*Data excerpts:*
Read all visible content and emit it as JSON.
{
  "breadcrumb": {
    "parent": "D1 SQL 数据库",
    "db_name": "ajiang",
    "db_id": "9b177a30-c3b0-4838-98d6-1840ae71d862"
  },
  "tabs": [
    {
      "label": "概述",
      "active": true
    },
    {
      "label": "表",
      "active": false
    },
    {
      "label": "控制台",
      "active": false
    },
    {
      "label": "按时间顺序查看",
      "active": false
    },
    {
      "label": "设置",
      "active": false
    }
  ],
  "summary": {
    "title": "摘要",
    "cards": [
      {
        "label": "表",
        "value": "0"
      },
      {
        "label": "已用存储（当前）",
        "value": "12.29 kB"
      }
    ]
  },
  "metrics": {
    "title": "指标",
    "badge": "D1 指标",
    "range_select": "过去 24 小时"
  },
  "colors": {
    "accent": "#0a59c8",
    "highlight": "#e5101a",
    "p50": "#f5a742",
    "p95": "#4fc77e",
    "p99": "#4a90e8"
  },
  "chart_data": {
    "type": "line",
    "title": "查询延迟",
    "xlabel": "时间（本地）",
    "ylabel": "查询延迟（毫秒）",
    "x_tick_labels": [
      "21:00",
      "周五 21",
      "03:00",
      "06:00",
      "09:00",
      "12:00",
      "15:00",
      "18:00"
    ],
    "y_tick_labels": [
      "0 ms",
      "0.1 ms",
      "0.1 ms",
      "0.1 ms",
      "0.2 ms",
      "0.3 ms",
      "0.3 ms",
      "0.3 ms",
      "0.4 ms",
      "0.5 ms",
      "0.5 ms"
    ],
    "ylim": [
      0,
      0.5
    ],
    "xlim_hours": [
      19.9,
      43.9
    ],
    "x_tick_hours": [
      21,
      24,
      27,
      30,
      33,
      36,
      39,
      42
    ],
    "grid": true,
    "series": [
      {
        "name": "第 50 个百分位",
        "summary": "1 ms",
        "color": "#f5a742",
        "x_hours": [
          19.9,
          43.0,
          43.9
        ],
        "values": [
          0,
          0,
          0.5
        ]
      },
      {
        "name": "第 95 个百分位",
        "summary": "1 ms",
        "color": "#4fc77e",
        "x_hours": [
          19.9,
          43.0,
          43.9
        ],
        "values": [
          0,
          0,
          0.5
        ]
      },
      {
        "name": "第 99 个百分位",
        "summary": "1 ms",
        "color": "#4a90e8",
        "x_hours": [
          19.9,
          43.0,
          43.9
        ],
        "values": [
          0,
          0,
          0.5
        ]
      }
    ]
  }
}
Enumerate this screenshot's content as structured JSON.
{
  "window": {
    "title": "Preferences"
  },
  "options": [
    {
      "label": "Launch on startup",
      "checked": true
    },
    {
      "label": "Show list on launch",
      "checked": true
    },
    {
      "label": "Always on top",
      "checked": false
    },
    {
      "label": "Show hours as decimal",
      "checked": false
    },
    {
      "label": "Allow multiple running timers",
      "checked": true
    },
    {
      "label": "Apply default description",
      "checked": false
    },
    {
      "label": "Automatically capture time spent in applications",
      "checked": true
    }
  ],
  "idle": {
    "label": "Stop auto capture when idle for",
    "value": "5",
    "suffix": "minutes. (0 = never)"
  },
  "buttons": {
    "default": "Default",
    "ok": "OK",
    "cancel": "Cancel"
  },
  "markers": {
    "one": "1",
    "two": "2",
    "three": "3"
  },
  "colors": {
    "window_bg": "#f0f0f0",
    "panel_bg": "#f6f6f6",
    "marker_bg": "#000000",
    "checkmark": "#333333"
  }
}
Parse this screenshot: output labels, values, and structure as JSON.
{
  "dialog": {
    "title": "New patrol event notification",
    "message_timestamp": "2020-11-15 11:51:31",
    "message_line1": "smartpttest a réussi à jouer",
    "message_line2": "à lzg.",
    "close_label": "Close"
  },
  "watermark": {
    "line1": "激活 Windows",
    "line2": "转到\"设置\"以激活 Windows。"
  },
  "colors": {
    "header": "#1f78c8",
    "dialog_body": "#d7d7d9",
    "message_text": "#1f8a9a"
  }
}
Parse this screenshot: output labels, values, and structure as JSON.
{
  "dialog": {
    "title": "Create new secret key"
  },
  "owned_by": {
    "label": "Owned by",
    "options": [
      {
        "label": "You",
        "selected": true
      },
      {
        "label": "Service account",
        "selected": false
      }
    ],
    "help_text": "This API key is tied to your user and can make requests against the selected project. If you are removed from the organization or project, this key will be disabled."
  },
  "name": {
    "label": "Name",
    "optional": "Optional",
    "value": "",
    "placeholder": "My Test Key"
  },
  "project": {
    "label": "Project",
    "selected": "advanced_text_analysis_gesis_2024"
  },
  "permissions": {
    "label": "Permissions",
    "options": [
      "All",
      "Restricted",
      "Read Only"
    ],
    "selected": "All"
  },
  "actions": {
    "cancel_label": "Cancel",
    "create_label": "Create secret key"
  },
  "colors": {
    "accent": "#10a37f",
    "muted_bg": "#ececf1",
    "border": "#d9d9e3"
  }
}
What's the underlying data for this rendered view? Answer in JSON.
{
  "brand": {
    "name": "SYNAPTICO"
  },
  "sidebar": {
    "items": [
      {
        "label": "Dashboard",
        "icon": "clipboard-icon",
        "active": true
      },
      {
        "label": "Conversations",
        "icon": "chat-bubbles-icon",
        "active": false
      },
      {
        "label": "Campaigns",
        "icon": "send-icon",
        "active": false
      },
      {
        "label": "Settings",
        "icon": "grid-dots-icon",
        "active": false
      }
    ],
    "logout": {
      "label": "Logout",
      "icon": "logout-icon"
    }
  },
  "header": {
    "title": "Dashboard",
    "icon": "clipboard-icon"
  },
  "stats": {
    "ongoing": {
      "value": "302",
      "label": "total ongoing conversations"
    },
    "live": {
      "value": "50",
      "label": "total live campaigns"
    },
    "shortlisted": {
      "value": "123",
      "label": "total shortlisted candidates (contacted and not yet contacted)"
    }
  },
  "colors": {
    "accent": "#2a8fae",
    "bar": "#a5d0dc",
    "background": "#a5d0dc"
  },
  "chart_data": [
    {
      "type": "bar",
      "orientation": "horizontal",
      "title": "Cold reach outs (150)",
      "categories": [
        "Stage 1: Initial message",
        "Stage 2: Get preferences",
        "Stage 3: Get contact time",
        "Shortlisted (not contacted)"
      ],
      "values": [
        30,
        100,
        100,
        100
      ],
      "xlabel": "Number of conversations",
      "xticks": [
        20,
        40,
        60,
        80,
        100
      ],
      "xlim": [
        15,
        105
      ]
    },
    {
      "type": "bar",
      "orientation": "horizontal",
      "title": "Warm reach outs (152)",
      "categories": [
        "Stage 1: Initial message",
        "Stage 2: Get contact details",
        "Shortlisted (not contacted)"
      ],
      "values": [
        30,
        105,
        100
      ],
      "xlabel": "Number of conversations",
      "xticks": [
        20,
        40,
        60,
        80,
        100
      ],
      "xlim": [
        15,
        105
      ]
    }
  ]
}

*To be done:* Using the data above, return each line exactly as written.

*Solution to the exercise:*
Read all visible content and emit it as JSON.
{
  "breadcrumb": {
    "parent": "D1 SQL 数据库",
    "db_name": "ajiang",
    "db_id": "9b177a30-c3b0-4838-98d6-1840ae71d862"
  },
  "tabs": [
    {
      "label": "概述",
      "active": true
    },
    {
      "label": "表",
      "active": false
    },
    {
      "label": "控制台",
      "active": false
    },
    {
      "label": "按时间顺序查看",
      "active": false
    },
    {
      "label": "设置",
      "active": false
    }
  ],
  "summary": {
    "title": "摘要",
    "cards": [
      {
        "label": "表",
        "value": "0"
      },
      {
        "label": "已用存储（当前）",
        "value": "12.29 kB"
      }
    ]
  },
  "metrics": {
    "title": "指标",
    "badge": "D1 指标",
    "range_select": "过去 24 小时"
  },
  "colors": {
    "accent": "#0a59c8",
    "highlight": "#e5101a",
    "p50": "#f5a742",
    "p95": "#4fc77e",
    "p99": "#4a90e8"
  },
  "chart_data": {
    "type": "line",
    "title": "查询延迟",
    "xlabel": "时间（本地）",
    "ylabel": "查询延迟（毫秒）",
    "x_tick_labels": [
      "21:00",
      "周五 21",
      "03:00",
      "06:00",
      "09:00",
      "12:00",
      "15:00",
      "18:00"
    ],
    "y_tick_labels": [
      "0 ms",
      "0.1 ms",
      "0.1 ms",
      "0.1 ms",
      "0.2 ms",
      "0.3 ms",
      "0.3 ms",
      "0.3 ms",
      "0.4 ms",
      "0.5 ms",
      "0.5 ms"
    ],
    "ylim": [
      0,
      0.5
    ],
    "xlim_hours": [
      19.9,
      43.9
    ],
    "x_tick_hours": [
      21,
      24,
      27,
      30,
      33,
      36,
      39,
      42
    ],
    "grid": true,
    "series": [
      {
        "name": "第 50 个百分位",
        "summary": "1 ms",
        "color": "#f5a742",
        "x_hours": [
          19.9,
          43.0,
          43.9
        ],
        "values": [
          0,
          0,
          0.5
        ]
      },
      {
        "name": "第 95 个百分位",
        "summary": "1 ms",
        "color": "#4fc77e",
        "x_hours": [
          19.9,
          43.0,
          43.9
        ],
        "values": [
          0,
          0,
          0.5
        ]
      },
      {
        "name": "第 99 个百分位",
        "summary": "1 ms",
        "color": "#4a90e8",
        "x_hours": [
          19.9,
          43.0,
          43.9
        ],
        "values": [
          0,
          0,
          0.5
        ]
      }
    ]
  }
}
Enumerate this screenshot's content as structured JSON.
{
  "window": {
    "title": "Preferences"
  },
  "options": [
    {
      "label": "Launch on startup",
      "checked": true
    },
    {
      "label": "Show list on launch",
      "checked": true
    },
    {
      "label": "Always on top",
      "checked": false
    },
    {
      "label": "Show hours as decimal",
      "checked": false
    },
    {
      "label": "Allow multiple running timers",
      "checked": true
    },
    {
      "label": "Apply default description",
      "checked": false
    },
    {
      "label": "Automatically capture time spent in applications",
      "checked": true
    }
  ],
  "idle": {
    "label": "Stop auto capture when idle for",
    "value": "5",
    "suffix": "minutes. (0 = never)"
  },
  "buttons": {
    "default": "Default",
    "ok": "OK",
    "cancel": "Cancel"
  },
  "markers": {
    "one": "1",
    "two": "2",
    "three": "3"
  },
  "colors": {
    "window_bg": "#f0f0f0",
    "panel_bg": "#f6f6f6",
    "marker_bg": "#000000",
    "checkmark": "#333333"
  }
}
Parse this screenshot: output labels, values, and structure as JSON.
{
  "dialog": {
    "title": "New patrol event notification",
    "message_timestamp": "2020-11-15 11:51:31",
    "message_line1": "smartpttest a réussi à jouer",
    "message_line2": "à lzg.",
    "close_label": "Close"
  },
  "watermark": {
    "line1": "激活 Windows",
    "line2": "转到\"设置\"以激活 Windows。"
  },
  "colors": {
    "header": "#1f78c8",
    "dialog_body": "#d7d7d9",
    "message_text": "#1f8a9a"
  }
}
Parse this screenshot: output labels, values, and structure as JSON.
{
  "dialog": {
    "title": "Create new secret key"
  },
  "owned_by": {
    "label": "Owned by",
    "options": [
      {
        "label": "You",
        "selected": true
      },
      {
        "label": "Service account",
        "selected": false
      }
    ],
    "help_text": "This API key is tied to your user and can make requests against the selected project. If you are removed from the organization or project, this key will be disabled."
  },
  "name": {
    "label": "Name",
    "optional": "Optional",
    "value": "",
    "placeholder": "My Test Key"
  },
  "project": {
    "label": "Project",
    "selected": "advanced_text_analysis_gesis_2024"
  },
  "permissions": {
    "label": "Permissions",
    "options": [
      "All",
      "Restricted",
      "Read Only"
    ],
    "selected": "All"
  },
  "actions": {
    "cancel_label": "Cancel",
    "create_label": "Create secret key"
  },
  "colors": {
    "accent": "#10a37f",
    "muted_bg": "#ececf1",
    "border": "#d9d9e3"
  }
}
What's the underlying data for this rendered view? Answer in JSON.
{
  "brand": {
    "name": "SYNAPTICO"
  },
  "sidebar": {
    "items": [
      {
        "label": "Dashboard",
        "icon": "clipboard-icon",
        "active": true
      },
      {
        "label": "Conversations",
        "icon": "chat-bubbles-icon",
        "active": false
      },
      {
        "label": "Campaigns",
        "icon": "send-icon",
        "active": false
      },
      {
        "label": "Settings",
        "icon": "grid-dots-icon",
        "active": false
      }
    ],
    "logout": {
      "label": "Logout",
      "icon": "logout-icon"
    }
  },
  "header": {
    "title": "Dashboard",
    "icon": "clipboard-icon"
  },
  "stats": {
    "ongoing": {
      "value": "302",
      "label": "total ongoing conversations"
    },
    "live": {
      "value": "50",
      "label": "total live campaigns"
    },
    "shortlisted": {
      "value": "123",
      "label": "total shortlisted candidates (contacted and not yet contacted)"
    }
  },
  "colors": {
    "accent": "#2a8fae",
    "bar": "#a5d0dc",
    "background": "#a5d0dc"
  },
  "chart_data": [
    {
      "type": "bar",
      "orientation": "horizontal",
      "title": "Cold reach outs (150)",
      "categories": [
        "Stage 1: Initial message",
        "Stage 2: Get preferences",
        "Stage 3: Get contact time",
        "Shortlisted (not contacted)"
      ],
      "values": [
        30,
        100,
        100,
        100
      ],
      "xlabel": "Number of conversations",
      "xticks": [
        20,
        40,
        60,
        80,
        100
      ],
      "xlim": [
        15,
        105
      ]
    },
    {
      "type": "bar",
      "orientation": "horizontal",
      "title": "Warm reach outs (152)",
      "categories": [
        "Stage 1: Initial message",
        "Stage 2: Get contact details",
        "Shortlisted (not contacted)"
      ],
      "values": [
        30,
        105,
        100
      ],
      "xlabel": "Number of conversations",
      "xticks": [
        20,
        40,
        60,
        80,
        100
      ],
      "xlim": [
        15,
        105
      ]
    }
  ]
}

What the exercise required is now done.